(begin)
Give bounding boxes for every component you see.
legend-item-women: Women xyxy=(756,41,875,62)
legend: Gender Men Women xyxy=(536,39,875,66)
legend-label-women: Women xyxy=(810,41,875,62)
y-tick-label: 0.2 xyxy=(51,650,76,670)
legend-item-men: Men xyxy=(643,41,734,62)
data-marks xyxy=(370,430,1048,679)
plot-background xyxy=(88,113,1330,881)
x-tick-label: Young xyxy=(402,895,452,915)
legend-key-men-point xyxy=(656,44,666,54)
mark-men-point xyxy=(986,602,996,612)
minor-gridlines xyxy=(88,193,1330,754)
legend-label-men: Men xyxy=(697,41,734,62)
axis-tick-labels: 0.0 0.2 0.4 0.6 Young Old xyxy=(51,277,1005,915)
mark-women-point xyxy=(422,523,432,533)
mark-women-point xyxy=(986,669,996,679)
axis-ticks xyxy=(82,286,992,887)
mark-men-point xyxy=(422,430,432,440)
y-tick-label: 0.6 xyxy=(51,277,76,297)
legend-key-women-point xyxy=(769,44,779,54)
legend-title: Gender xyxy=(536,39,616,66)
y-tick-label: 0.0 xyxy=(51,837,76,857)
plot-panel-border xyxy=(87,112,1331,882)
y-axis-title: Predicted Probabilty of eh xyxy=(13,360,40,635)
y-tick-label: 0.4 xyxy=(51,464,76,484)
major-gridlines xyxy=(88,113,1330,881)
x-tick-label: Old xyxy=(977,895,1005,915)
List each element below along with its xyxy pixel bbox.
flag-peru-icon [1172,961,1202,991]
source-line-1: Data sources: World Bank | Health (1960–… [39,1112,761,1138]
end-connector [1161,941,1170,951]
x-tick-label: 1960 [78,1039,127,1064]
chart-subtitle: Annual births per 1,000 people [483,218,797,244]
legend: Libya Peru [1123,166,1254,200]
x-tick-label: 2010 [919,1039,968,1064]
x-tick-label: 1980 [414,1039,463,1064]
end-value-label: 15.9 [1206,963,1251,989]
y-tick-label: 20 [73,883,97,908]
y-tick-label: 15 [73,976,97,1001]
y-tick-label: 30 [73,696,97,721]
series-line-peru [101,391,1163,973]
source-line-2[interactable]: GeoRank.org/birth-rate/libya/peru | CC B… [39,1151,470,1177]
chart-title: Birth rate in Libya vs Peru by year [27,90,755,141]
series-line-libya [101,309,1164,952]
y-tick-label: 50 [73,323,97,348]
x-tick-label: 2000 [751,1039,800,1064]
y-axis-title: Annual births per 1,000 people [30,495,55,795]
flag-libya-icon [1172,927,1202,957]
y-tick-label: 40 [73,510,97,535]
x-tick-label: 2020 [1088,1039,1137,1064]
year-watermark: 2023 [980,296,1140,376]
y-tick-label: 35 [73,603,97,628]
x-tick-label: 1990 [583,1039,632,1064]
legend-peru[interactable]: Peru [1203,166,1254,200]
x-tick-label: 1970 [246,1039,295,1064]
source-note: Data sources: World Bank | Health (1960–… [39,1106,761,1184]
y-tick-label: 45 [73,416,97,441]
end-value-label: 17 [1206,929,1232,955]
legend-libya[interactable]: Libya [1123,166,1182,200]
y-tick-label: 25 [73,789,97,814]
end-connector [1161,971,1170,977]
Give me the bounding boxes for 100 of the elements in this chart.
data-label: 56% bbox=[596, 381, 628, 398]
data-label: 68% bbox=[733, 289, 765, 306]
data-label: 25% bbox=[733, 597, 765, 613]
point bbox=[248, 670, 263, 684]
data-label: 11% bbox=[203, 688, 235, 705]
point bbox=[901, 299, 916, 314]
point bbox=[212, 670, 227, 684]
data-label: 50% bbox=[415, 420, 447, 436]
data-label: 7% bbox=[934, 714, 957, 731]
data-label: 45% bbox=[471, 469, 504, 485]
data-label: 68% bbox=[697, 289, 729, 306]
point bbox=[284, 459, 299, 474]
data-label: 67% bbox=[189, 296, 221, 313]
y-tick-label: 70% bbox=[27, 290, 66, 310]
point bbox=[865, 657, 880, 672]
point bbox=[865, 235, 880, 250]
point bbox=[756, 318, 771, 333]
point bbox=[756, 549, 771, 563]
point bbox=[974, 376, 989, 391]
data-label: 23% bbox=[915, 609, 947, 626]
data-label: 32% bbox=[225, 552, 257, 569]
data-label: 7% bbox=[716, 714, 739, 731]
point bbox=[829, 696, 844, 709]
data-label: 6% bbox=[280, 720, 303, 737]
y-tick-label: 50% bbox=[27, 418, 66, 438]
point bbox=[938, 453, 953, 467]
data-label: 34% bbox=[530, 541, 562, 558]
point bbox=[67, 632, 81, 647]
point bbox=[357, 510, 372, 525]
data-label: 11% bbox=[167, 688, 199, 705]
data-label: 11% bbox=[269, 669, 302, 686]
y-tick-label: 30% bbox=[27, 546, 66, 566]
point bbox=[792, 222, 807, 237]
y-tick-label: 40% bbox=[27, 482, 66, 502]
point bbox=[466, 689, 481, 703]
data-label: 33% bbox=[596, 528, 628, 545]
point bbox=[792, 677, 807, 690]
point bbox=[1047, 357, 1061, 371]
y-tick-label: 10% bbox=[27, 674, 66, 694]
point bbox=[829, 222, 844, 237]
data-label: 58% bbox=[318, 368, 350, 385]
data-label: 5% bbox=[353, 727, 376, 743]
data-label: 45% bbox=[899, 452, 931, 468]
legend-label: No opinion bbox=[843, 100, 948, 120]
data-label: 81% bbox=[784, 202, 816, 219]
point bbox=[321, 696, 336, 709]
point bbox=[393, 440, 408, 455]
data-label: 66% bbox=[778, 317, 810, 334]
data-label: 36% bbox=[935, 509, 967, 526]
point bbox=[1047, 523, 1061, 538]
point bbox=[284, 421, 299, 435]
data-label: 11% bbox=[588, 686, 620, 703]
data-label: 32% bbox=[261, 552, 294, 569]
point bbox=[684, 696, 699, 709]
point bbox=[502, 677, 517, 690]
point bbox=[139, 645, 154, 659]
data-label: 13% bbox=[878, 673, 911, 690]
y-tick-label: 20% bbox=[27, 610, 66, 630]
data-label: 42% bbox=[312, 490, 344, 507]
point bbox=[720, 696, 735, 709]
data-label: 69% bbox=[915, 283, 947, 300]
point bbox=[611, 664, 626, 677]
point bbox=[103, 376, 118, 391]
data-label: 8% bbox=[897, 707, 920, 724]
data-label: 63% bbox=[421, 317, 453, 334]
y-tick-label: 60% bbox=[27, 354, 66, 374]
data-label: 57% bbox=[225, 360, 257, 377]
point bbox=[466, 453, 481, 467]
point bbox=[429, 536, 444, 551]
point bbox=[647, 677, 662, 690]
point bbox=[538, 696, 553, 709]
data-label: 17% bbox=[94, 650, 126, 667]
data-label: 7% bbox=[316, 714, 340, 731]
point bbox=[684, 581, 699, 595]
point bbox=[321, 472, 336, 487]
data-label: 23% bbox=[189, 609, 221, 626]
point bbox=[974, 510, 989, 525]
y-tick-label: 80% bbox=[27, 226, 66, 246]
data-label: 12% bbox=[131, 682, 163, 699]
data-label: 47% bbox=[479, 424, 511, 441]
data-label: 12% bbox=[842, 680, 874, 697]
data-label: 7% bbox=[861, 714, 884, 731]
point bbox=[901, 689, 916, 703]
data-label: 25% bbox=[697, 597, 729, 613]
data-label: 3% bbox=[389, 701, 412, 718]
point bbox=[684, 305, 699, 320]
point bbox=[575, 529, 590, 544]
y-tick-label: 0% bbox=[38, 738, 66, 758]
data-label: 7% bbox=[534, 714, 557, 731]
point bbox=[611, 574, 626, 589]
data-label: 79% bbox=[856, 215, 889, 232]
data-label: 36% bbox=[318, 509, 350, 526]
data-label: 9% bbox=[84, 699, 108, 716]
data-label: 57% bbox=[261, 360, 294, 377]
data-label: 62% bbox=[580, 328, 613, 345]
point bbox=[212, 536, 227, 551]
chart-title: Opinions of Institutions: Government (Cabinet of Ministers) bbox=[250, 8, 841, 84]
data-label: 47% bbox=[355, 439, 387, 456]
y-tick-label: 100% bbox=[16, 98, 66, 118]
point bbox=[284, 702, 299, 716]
(end)
» Task requirements: Please turn the stretch from the start of the items through the line containing "x-tick-label: 1980 [414,1039,463,1064]" into a JSON list of strings, with one string per line and blank lines left out.

» In response:
[
  "Give bounding boxes for every component you see.",
  "legend-item-women: Women xyxy=(756,41,875,62)",
  "legend: Gender Men Women xyxy=(536,39,875,66)",
  "legend-label-women: Women xyxy=(810,41,875,62)",
  "y-tick-label: 0.2 xyxy=(51,650,76,670)",
  "legend-item-men: Men xyxy=(643,41,734,62)",
  "data-marks xyxy=(370,430,1048,679)",
  "plot-background xyxy=(88,113,1330,881)",
  "x-tick-label: Young xyxy=(402,895,452,915)",
  "legend-key-men-point xyxy=(656,44,666,54)",
  "mark-men-point xyxy=(986,602,996,612)",
  "minor-gridlines xyxy=(88,193,1330,754)",
  "legend-label-men: Men xyxy=(697,41,734,62)",
  "axis-tick-labels: 0.0 0.2 0.4 0.6 Young Old xyxy=(51,277,1005,915)",
  "mark-women-point xyxy=(422,523,432,533)",
  "mark-women-point xyxy=(986,669,996,679)",
  "axis-ticks xyxy=(82,286,992,887)",
  "mark-men-point xyxy=(422,430,432,440)",
  "y-tick-label: 0.6 xyxy=(51,277,76,297)",
  "legend-key-women-point xyxy=(769,44,779,54)",
  "legend-title: Gender xyxy=(536,39,616,66)",
  "y-tick-label: 0.0 xyxy=(51,837,76,857)",
  "plot-panel-border xyxy=(87,112,1331,882)",
  "y-axis-title: Predicted Probabilty of eh xyxy=(13,360,40,635)",
  "y-tick-label: 0.4 xyxy=(51,464,76,484)",
  "major-gridlines xyxy=(88,113,1330,881)",
  "x-tick-label: Old xyxy=(977,895,1005,915)",
  "List each element below along with its xyxy pixel bbox.",
  "flag-peru-icon [1172,961,1202,991]",
  "source-line-1: Data sources: World Bank | Health (1960–… [39,1112,761,1138]",
  "end-connector [1161,941,1170,951]",
  "x-tick-label: 1960 [78,1039,127,1064]",
  "chart-subtitle: Annual births per 1,000 people [483,218,797,244]",
  "legend: Libya Peru [1123,166,1254,200]",
  "x-tick-label: 2010 [919,1039,968,1064]",
  "x-tick-label: 1980 [414,1039,463,1064]"
]